▸ Задание: Оформите в виде таблицы Markdown с двумя столбцами, «Номер» и «Строка», только тот участок, который открывается строкой с «velocity-cell: [358, 416, 360, 420]» и закрывается строкой с «power-cell: [624, 186, 628, 190]», включая обе эти строки. Пустые строки в таблицу не включайте.

· · · · ·

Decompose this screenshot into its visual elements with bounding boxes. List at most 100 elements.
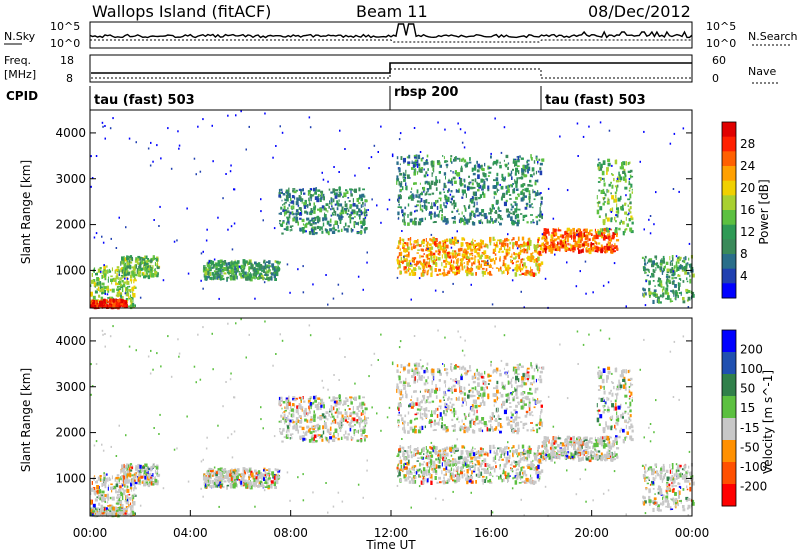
velocity-cell: [358, 416, 360, 420]
power-cell: [522, 218, 525, 221]
velocity-cell: [101, 490, 105, 494]
nsky-label: N.Sky: [4, 30, 36, 43]
power-cell: [407, 174, 410, 179]
velocity-cell: [270, 480, 274, 484]
velocity-cell: [322, 430, 325, 435]
velocity-cell: [90, 509, 93, 514]
power-cell: [413, 263, 416, 266]
velocity-cell: [266, 478, 268, 480]
power-cell: [478, 212, 482, 216]
power-cell: [104, 292, 106, 295]
velocity-cell: [131, 495, 133, 499]
velocity-cell: [90, 512, 92, 517]
power-cell: [423, 238, 425, 242]
power-cell: [624, 186, 628, 190]
power-cell: [597, 229, 599, 232]
power-cell: [315, 232, 318, 234]
power-cell: [503, 159, 505, 162]
velocity-cell: [336, 408, 338, 413]
power-cell: [103, 305, 107, 309]
power-cell: [232, 275, 235, 281]
velocity-cell: [289, 437, 291, 440]
date-title: 08/Dec/2012: [588, 2, 691, 21]
power-cell: [433, 260, 435, 264]
power-cell: [541, 236, 543, 240]
power-cell: [436, 273, 439, 276]
power-cell: [424, 269, 426, 274]
power-cell: [248, 125, 250, 128]
power-cell: [235, 261, 237, 264]
velocity-cell: [328, 413, 330, 417]
power-cell: [532, 221, 535, 224]
power-cell: [311, 229, 314, 233]
velocity-cell: [102, 478, 104, 482]
power-cell: [311, 226, 314, 229]
velocity-cell: [141, 481, 144, 484]
power-cell: [403, 162, 405, 164]
power-cell: [362, 205, 364, 208]
velocity-cell: [156, 464, 159, 468]
velocity-cell: [306, 425, 310, 429]
velocity-cell: [279, 428, 282, 430]
power-cell: [445, 160, 447, 163]
power-cell: [583, 234, 586, 237]
power-cell: [420, 255, 424, 258]
velocity-cell: [353, 429, 357, 431]
power-cell: [210, 267, 213, 269]
velocity-cell: [363, 420, 366, 424]
power-cell: [343, 226, 345, 229]
freq-tick-bottom: 8: [66, 72, 73, 85]
velocity-cell: [121, 464, 124, 469]
power-cell: [206, 263, 210, 268]
velocity-cell: [307, 399, 311, 403]
power-cell: [291, 195, 295, 199]
power-cell: [403, 213, 405, 216]
power-cell: [226, 266, 230, 269]
velocity-cell: [282, 401, 286, 404]
power-cell: [300, 192, 302, 195]
velocity-cell: [399, 445, 401, 449]
power-cell: [438, 250, 441, 254]
power-cell: [124, 292, 127, 295]
velocity-cell: [93, 508, 95, 511]
power-cell: [356, 198, 359, 202]
power-cell: [92, 295, 96, 300]
velocity-cell: [349, 423, 352, 428]
velocity-cell: [267, 485, 269, 487]
power-cell: [598, 201, 601, 204]
power-cell: [368, 167, 370, 170]
velocity-cell: [111, 489, 113, 493]
power-cell: [442, 272, 446, 277]
power-cell: [218, 274, 220, 279]
power-cell: [292, 188, 296, 190]
power-cell: [489, 274, 493, 276]
power-cell: [532, 206, 534, 209]
power-cell: [407, 214, 409, 218]
power-cell: [521, 176, 523, 180]
velocity-cell: [508, 476, 510, 479]
power-cell: [463, 238, 466, 241]
power-cell: [504, 245, 506, 251]
velocity-cell: [126, 470, 130, 474]
power-cell: [535, 245, 537, 247]
power-cell: [506, 185, 509, 189]
power-cell: [572, 231, 576, 235]
power-cell: [509, 246, 511, 252]
velocity-cell: [314, 404, 318, 408]
power-cell: [516, 222, 519, 227]
power-cell: [95, 232, 98, 235]
power-cell: [454, 236, 457, 241]
velocity-cell: [127, 506, 129, 510]
power-cell: [464, 131, 466, 134]
power-cell: [502, 179, 506, 182]
velocity-cell: [209, 470, 213, 473]
velocity-cell: [119, 485, 122, 489]
power-cell: [616, 239, 620, 242]
power-cell: [474, 178, 477, 183]
power-cell: [537, 238, 539, 243]
power-cell: [597, 166, 600, 170]
power-cell: [549, 238, 552, 242]
power-cell: [252, 273, 255, 276]
nave-tick-top: 60: [712, 54, 726, 67]
power-cell: [226, 276, 229, 279]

· · · · ·

▸ Выполненное задание:
| Номер | Строка |
|---|---|
| 1 | velocity-cell: [358, 416, 360, 420] |
| 2 | power-cell: [522, 218, 525, 221] |
| 3 | velocity-cell: [101, 490, 105, 494] |
| 4 | nsky-label: N.Sky: [4, 30, 36, 43] |
| 5 | power-cell: [407, 174, 410, 179] |
| 6 | velocity-cell: [270, 480, 274, 484] |
| 7 | velocity-cell: [322, 430, 325, 435] |
| 8 | velocity-cell: [90, 509, 93, 514] |
| 9 | power-cell: [413, 263, 416, 266] |
| 10 | velocity-cell: [266, 478, 268, 480] |
| 11 | power-cell: [478, 212, 482, 216] |
| 12 | power-cell: [104, 292, 106, 295] |
| 13 | velocity-cell: [131, 495, 133, 499] |
| 14 | velocity-cell: [90, 512, 92, 517] |
| 15 | power-cell: [423, 238, 425, 242] |
| 16 | power-cell: [624, 186, 628, 190] |